══ DATA FOR THE TASK ══

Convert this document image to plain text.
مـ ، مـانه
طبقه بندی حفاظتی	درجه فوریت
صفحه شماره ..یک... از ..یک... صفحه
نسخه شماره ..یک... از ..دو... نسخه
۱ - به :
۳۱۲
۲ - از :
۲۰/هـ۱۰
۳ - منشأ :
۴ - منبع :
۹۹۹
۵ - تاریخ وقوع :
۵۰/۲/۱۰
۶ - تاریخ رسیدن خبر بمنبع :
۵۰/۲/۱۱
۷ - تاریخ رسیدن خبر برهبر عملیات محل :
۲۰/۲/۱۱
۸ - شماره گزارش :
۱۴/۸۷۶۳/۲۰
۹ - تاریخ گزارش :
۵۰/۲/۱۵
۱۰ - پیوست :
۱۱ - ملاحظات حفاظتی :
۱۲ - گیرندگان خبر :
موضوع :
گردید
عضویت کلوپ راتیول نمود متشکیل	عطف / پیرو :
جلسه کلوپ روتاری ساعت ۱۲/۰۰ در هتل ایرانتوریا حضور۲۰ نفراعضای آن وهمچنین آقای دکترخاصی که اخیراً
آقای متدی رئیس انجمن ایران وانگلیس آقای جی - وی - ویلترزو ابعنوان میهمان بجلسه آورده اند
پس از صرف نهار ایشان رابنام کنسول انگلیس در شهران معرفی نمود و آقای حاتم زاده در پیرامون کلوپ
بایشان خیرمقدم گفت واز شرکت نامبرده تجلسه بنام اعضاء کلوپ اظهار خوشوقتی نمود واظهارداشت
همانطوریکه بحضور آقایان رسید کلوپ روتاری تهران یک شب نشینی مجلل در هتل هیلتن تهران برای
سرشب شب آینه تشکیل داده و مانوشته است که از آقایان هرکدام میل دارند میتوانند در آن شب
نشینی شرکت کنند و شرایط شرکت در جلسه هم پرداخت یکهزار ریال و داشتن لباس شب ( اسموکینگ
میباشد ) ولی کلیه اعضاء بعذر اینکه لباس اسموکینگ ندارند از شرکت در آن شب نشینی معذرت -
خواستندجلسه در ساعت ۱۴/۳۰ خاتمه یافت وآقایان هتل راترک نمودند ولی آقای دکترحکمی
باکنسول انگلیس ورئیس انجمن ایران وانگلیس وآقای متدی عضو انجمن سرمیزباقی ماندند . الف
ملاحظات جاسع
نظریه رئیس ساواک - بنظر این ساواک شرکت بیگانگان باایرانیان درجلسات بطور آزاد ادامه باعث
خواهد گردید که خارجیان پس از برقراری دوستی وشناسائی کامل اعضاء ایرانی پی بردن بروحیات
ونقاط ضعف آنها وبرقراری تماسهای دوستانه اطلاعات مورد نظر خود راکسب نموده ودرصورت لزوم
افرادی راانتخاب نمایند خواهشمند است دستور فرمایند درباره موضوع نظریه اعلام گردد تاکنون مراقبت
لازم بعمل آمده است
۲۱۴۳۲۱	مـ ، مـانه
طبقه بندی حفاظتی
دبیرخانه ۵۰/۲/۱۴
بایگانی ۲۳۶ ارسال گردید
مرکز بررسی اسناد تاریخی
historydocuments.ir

═══
══ DATA FOR THE TASK ══

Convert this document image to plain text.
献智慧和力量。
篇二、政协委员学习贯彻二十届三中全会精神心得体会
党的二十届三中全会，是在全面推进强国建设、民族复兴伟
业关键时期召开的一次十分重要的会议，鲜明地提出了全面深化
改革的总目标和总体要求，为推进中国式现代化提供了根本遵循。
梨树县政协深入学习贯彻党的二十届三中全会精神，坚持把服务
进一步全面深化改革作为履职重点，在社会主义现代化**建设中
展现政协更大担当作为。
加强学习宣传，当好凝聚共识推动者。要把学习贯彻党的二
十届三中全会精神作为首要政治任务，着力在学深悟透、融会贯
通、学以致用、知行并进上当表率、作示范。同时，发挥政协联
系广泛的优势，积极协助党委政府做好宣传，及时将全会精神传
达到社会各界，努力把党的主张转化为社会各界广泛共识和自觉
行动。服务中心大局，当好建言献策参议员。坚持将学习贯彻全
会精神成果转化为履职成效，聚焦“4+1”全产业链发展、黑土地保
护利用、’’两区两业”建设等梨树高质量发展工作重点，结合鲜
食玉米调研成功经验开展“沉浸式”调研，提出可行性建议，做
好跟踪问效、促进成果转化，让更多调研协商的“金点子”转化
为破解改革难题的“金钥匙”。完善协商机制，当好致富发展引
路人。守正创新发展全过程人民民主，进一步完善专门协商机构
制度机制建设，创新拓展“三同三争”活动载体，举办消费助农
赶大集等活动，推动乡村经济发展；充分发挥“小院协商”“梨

═══
══ DATA FOR THE TASK ══

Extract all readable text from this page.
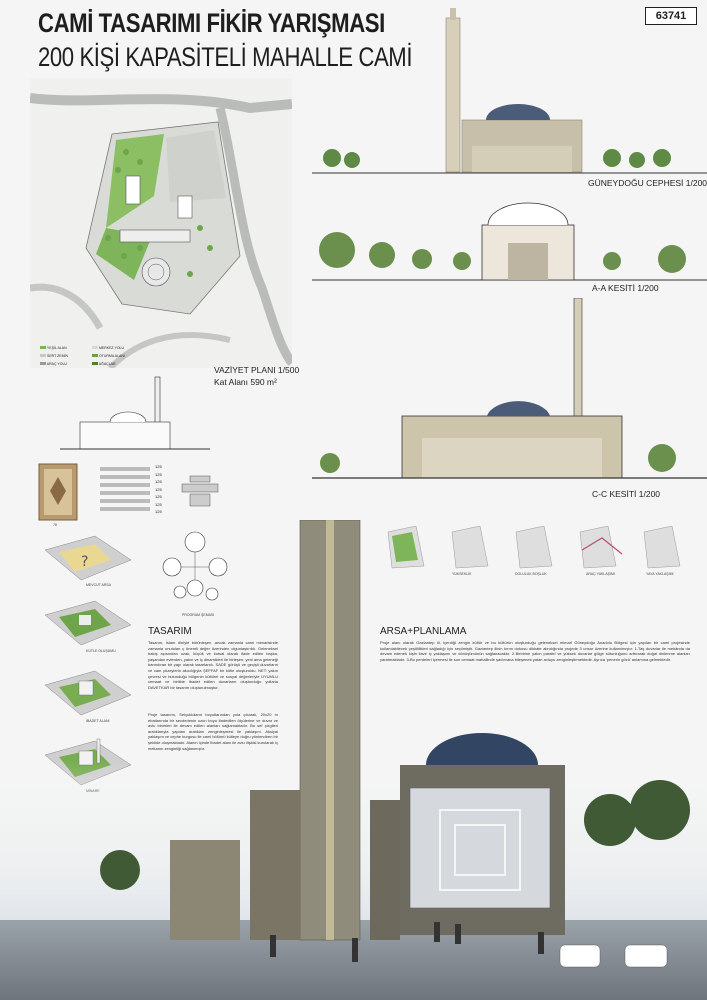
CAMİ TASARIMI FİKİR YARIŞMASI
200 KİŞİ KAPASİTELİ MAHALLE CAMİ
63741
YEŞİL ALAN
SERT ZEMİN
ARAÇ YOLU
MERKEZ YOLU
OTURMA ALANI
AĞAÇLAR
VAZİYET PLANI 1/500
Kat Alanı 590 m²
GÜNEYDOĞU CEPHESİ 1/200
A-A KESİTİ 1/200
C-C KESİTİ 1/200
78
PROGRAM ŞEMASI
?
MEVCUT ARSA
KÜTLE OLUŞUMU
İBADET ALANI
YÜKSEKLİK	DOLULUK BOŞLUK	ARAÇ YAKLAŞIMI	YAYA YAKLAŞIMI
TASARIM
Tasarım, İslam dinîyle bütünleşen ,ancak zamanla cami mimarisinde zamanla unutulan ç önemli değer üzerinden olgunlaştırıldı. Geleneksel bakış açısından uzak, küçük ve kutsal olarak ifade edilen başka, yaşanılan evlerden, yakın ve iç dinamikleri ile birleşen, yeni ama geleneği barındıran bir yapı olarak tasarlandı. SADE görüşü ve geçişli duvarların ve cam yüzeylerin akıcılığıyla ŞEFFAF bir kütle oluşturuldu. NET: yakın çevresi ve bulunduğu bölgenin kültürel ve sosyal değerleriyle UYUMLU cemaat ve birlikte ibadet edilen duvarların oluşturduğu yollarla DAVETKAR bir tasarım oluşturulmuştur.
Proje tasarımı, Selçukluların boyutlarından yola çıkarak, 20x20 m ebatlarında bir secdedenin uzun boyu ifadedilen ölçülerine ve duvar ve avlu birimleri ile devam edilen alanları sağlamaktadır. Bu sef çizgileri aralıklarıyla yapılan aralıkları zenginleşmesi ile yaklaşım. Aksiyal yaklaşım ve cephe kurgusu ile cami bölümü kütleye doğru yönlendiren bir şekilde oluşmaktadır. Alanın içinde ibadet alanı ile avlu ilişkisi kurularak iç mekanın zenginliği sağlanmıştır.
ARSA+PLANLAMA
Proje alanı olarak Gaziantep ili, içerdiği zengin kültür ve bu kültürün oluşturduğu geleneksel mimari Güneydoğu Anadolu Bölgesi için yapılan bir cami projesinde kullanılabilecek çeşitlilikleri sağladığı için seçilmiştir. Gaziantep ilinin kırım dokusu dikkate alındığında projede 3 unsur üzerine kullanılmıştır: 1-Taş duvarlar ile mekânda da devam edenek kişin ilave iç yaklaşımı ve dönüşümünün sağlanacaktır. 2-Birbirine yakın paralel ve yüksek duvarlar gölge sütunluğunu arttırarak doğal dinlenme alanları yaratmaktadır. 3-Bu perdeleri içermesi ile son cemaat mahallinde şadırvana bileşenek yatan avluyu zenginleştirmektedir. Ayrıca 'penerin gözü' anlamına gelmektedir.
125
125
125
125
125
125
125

═══

→ **SET TASK**:
Search the preceding listing for the word "yakın" and pull out every line that holds it.

→ **EXERCISE RESULT**:
Tasarım, İslam dinîyle bütünleşen ,ancak zamanla cami mimarisinde zamanla unutulan ç önemli değer üzerinden olgunlaştırıldı. Geleneksel bakış açısından uzak, küçük ve kutsal olarak ifade edilen başka, yaşanılan evlerden, yakın ve iç dinamikleri ile birleşen, yeni ama geleneği barındıran bir yapı olarak tasarlandı. SADE görüşü ve geçişli duvarların ve cam yüzeylerin akıcılığıyla ŞEFFAF bir kütle oluşturuldu. NET: yakın çevresi ve bulunduğu bölgenin kültürel ve sosyal değerleriyle UYUMLU cemaat ve birlikte ibadet edilen duvarların oluşturduğu yollarla DAVETKAR bir tasarım oluşturulmuştur.
Proje alanı olarak Gaziantep ili, içerdiği zengin kültür ve bu kültürün oluşturduğu geleneksel mimari Güneydoğu Anadolu Bölgesi için yapılan bir cami projesinde kullanılabilecek çeşitlilikleri sağladığı için seçilmiştir. Gaziantep ilinin kırım dokusu dikkate alındığında projede 3 unsur üzerine kullanılmıştır: 1-Taş duvarlar ile mekânda da devam edenek kişin ilave iç yaklaşımı ve dönüşümünün sağlanacaktır. 2-Birbirine yakın paralel ve yüksek duvarlar gölge sütunluğunu arttırarak doğal dinlenme alanları yaratmaktadır. 3-Bu perdeleri içermesi ile son cemaat mahallinde şadırvana bileşenek yatan avluyu zenginleştirmektedir. Ayrıca 'penerin gözü' anlamına gelmektedir.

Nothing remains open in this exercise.